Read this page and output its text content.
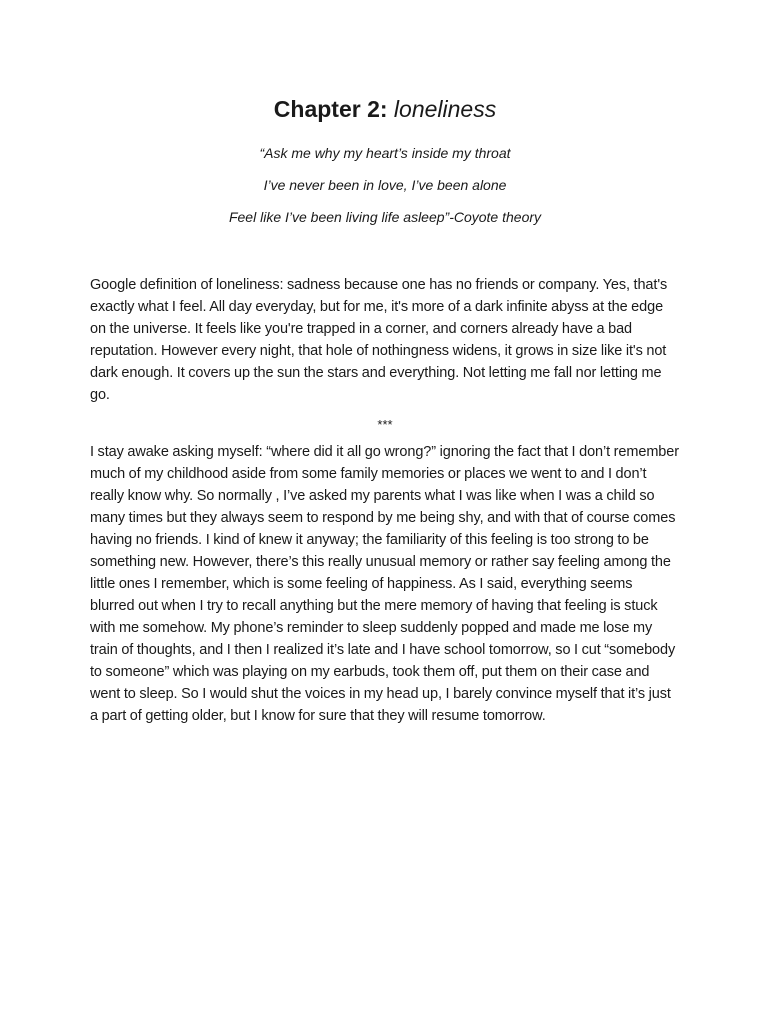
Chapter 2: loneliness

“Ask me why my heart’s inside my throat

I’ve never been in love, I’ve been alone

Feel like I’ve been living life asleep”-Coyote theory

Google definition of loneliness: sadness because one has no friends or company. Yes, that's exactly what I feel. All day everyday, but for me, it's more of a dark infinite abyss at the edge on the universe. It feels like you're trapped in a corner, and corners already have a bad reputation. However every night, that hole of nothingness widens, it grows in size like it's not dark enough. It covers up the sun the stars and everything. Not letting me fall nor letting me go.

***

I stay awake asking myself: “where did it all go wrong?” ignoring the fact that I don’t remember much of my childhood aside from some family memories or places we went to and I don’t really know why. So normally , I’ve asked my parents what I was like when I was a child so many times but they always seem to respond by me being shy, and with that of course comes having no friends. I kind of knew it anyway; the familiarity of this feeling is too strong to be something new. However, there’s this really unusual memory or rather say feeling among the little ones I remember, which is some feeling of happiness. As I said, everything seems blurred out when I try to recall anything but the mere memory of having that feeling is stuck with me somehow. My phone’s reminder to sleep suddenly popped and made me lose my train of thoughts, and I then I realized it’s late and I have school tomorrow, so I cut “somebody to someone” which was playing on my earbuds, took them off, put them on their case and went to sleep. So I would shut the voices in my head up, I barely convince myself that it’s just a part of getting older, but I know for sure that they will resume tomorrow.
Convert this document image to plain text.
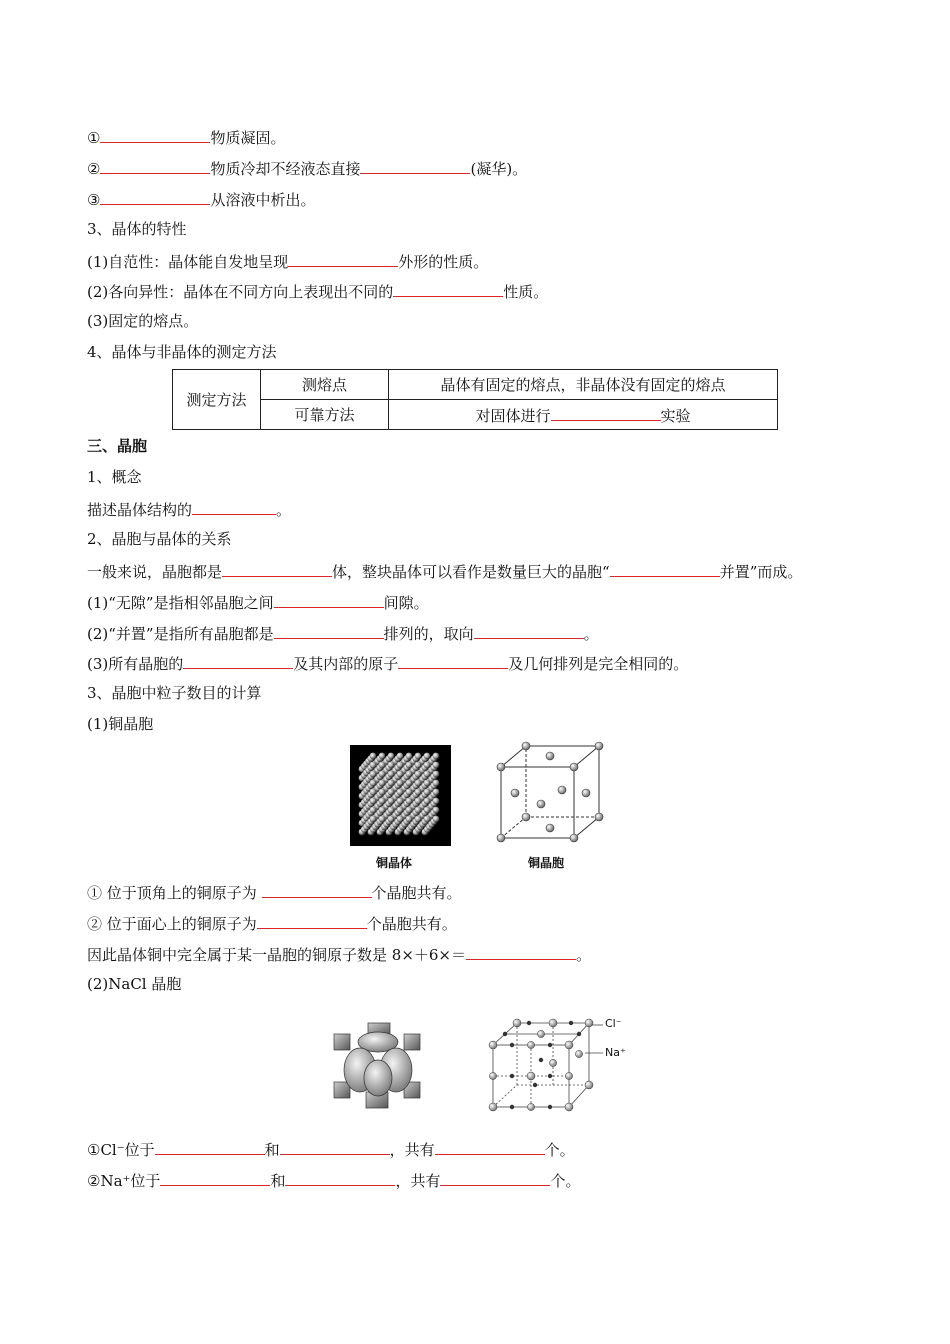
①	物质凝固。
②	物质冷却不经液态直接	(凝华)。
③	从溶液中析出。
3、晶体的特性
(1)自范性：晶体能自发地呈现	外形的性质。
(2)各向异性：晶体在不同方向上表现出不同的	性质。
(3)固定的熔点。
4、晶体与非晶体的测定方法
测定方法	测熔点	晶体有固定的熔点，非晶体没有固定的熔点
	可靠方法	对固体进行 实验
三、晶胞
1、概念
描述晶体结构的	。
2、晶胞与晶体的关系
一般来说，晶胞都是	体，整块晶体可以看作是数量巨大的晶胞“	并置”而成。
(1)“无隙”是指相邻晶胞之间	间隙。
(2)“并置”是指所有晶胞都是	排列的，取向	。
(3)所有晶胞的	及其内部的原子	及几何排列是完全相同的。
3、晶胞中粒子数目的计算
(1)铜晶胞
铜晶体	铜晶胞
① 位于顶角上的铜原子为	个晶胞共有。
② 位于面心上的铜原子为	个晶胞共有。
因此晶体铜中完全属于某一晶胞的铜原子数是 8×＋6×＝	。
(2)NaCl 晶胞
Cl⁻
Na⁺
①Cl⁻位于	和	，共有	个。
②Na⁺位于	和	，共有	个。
___
§ WHAT TO DO
Which lines in the listing above hold the word "text"? Show each of them.

§ ANSWER TO THE TASK
Read this page and output its text content.
Convert this document image to plain text.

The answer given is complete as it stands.